## Task brief
Extract each line of the data below exactly as written.

## Dataset entries
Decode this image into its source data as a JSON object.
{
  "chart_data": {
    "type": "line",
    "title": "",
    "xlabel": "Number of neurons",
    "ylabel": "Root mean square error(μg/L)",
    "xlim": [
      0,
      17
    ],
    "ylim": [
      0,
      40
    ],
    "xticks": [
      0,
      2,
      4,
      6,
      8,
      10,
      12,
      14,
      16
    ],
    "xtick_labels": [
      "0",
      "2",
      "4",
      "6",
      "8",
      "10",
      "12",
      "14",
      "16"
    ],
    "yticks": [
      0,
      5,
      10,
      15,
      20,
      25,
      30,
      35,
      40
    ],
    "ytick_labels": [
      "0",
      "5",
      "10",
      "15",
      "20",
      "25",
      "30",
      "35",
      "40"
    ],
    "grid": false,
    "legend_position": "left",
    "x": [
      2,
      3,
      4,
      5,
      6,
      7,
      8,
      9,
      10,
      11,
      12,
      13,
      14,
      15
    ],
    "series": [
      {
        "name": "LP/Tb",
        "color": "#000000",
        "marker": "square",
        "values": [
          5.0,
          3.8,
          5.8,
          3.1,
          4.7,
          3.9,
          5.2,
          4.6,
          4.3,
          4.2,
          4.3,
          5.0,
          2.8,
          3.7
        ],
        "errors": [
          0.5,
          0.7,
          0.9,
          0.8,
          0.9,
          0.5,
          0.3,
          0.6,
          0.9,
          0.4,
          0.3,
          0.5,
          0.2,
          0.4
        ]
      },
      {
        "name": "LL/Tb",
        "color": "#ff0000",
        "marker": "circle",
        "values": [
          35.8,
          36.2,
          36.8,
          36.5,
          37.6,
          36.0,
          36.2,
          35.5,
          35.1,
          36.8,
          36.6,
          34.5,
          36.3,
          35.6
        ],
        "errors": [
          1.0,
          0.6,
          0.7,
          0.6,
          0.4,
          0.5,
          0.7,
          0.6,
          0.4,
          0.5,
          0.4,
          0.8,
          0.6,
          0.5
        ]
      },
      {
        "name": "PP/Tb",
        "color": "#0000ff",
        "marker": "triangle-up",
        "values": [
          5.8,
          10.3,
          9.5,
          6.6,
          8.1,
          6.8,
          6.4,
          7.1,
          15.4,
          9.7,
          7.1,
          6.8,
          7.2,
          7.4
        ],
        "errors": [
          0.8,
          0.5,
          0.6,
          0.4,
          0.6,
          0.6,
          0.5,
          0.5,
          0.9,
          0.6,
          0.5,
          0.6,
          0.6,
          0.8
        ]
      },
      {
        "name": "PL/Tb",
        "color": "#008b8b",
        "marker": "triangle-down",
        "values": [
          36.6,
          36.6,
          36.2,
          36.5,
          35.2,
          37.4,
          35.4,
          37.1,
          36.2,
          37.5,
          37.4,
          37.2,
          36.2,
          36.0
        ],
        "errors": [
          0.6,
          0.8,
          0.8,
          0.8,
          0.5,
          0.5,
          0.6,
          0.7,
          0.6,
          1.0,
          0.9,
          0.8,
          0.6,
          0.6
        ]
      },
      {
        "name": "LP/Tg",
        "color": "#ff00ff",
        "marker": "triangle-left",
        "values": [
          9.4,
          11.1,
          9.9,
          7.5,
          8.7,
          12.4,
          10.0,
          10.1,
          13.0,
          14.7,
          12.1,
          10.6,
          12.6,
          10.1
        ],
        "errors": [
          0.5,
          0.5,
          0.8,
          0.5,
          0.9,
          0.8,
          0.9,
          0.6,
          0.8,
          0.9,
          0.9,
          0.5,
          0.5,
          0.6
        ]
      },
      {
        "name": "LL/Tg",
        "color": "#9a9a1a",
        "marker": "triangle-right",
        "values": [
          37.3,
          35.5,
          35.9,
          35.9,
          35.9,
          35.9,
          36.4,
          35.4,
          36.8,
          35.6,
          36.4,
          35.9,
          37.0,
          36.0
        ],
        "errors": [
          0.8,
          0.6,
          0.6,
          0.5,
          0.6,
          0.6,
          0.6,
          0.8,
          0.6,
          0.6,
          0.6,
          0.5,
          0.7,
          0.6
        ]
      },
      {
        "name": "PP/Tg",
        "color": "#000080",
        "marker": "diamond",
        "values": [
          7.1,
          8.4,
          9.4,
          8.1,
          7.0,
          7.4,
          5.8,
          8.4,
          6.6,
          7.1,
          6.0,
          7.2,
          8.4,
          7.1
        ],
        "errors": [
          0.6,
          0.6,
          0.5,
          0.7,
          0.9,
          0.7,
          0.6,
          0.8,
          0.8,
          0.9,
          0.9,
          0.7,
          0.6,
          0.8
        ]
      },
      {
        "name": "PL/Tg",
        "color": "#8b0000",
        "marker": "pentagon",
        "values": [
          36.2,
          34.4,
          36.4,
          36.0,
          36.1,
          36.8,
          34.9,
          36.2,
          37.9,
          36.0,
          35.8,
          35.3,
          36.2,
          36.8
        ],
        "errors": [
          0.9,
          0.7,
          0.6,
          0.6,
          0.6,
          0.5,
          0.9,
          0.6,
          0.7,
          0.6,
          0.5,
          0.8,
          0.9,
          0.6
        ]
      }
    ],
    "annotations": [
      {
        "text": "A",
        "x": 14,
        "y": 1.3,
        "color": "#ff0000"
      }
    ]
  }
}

## Exercise result
Decode this image into its source data as a JSON object.
{
  "chart_data": {
    "type": "line",
    "title": "",
    "xlabel": "Number of neurons",
    "ylabel": "Root mean square error(μg/L)",
    "xlim": [
      0,
      17
    ],
    "ylim": [
      0,
      40
    ],
    "xticks": [
      0,
      2,
      4,
      6,
      8,
      10,
      12,
      14,
      16
    ],
    "xtick_labels": [
      "0",
      "2",
      "4",
      "6",
      "8",
      "10",
      "12",
      "14",
      "16"
    ],
    "yticks": [
      0,
      5,
      10,
      15,
      20,
      25,
      30,
      35,
      40
    ],
    "ytick_labels": [
      "0",
      "5",
      "10",
      "15",
      "20",
      "25",
      "30",
      "35",
      "40"
    ],
    "grid": false,
    "legend_position": "left",
    "x": [
      2,
      3,
      4,
      5,
      6,
      7,
      8,
      9,
      10,
      11,
      12,
      13,
      14,
      15
    ],
    "series": [
      {
        "name": "LP/Tb",
        "color": "#000000",
        "marker": "square",
        "values": [
          5.0,
          3.8,
          5.8,
          3.1,
          4.7,
          3.9,
          5.2,
          4.6,
          4.3,
          4.2,
          4.3,
          5.0,
          2.8,
          3.7
        ],
        "errors": [
          0.5,
          0.7,
          0.9,
          0.8,
          0.9,
          0.5,
          0.3,
          0.6,
          0.9,
          0.4,
          0.3,
          0.5,
          0.2,
          0.4
        ]
      },
      {
        "name": "LL/Tb",
        "color": "#ff0000",
        "marker": "circle",
        "values": [
          35.8,
          36.2,
          36.8,
          36.5,
          37.6,
          36.0,
          36.2,
          35.5,
          35.1,
          36.8,
          36.6,
          34.5,
          36.3,
          35.6
        ],
        "errors": [
          1.0,
          0.6,
          0.7,
          0.6,
          0.4,
          0.5,
          0.7,
          0.6,
          0.4,
          0.5,
          0.4,
          0.8,
          0.6,
          0.5
        ]
      },
      {
        "name": "PP/Tb",
        "color": "#0000ff",
        "marker": "triangle-up",
        "values": [
          5.8,
          10.3,
          9.5,
          6.6,
          8.1,
          6.8,
          6.4,
          7.1,
          15.4,
          9.7,
          7.1,
          6.8,
          7.2,
          7.4
        ],
        "errors": [
          0.8,
          0.5,
          0.6,
          0.4,
          0.6,
          0.6,
          0.5,
          0.5,
          0.9,
          0.6,
          0.5,
          0.6,
          0.6,
          0.8
        ]
      },
      {
        "name": "PL/Tb",
        "color": "#008b8b",
        "marker": "triangle-down",
        "values": [
          36.6,
          36.6,
          36.2,
          36.5,
          35.2,
          37.4,
          35.4,
          37.1,
          36.2,
          37.5,
          37.4,
          37.2,
          36.2,
          36.0
        ],
        "errors": [
          0.6,
          0.8,
          0.8,
          0.8,
          0.5,
          0.5,
          0.6,
          0.7,
          0.6,
          1.0,
          0.9,
          0.8,
          0.6,
          0.6
        ]
      },
      {
        "name": "LP/Tg",
        "color": "#ff00ff",
        "marker": "triangle-left",
        "values": [
          9.4,
          11.1,
          9.9,
          7.5,
          8.7,
          12.4,
          10.0,
          10.1,
          13.0,
          14.7,
          12.1,
          10.6,
          12.6,
          10.1
        ],
        "errors": [
          0.5,
          0.5,
          0.8,
          0.5,
          0.9,
          0.8,
          0.9,
          0.6,
          0.8,
          0.9,
          0.9,
          0.5,
          0.5,
          0.6
        ]
      },
      {
        "name": "LL/Tg",
        "color": "#9a9a1a",
        "marker": "triangle-right",
        "values": [
          37.3,
          35.5,
          35.9,
          35.9,
          35.9,
          35.9,
          36.4,
          35.4,
          36.8,
          35.6,
          36.4,
          35.9,
          37.0,
          36.0
        ],
        "errors": [
          0.8,
          0.6,
          0.6,
          0.5,
          0.6,
          0.6,
          0.6,
          0.8,
          0.6,
          0.6,
          0.6,
          0.5,
          0.7,
          0.6
        ]
      },
      {
        "name": "PP/Tg",
        "color": "#000080",
        "marker": "diamond",
        "values": [
          7.1,
          8.4,
          9.4,
          8.1,
          7.0,
          7.4,
          5.8,
          8.4,
          6.6,
          7.1,
          6.0,
          7.2,
          8.4,
          7.1
        ],
        "errors": [
          0.6,
          0.6,
          0.5,
          0.7,
          0.9,
          0.7,
          0.6,
          0.8,
          0.8,
          0.9,
          0.9,
          0.7,
          0.6,
          0.8
        ]
      },
      {
        "name": "PL/Tg",
        "color": "#8b0000",
        "marker": "pentagon",
        "values": [
          36.2,
          34.4,
          36.4,
          36.0,
          36.1,
          36.8,
          34.9,
          36.2,
          37.9,
          36.0,
          35.8,
          35.3,
          36.2,
          36.8
        ],
        "errors": [
          0.9,
          0.7,
          0.6,
          0.6,
          0.6,
          0.5,
          0.9,
          0.6,
          0.7,
          0.6,
          0.5,
          0.8,
          0.9,
          0.6
        ]
      }
    ],
    "annotations": [
      {
        "text": "A",
        "x": 14,
        "y": 1.3,
        "color": "#ff0000"
      }
    ]
  }
}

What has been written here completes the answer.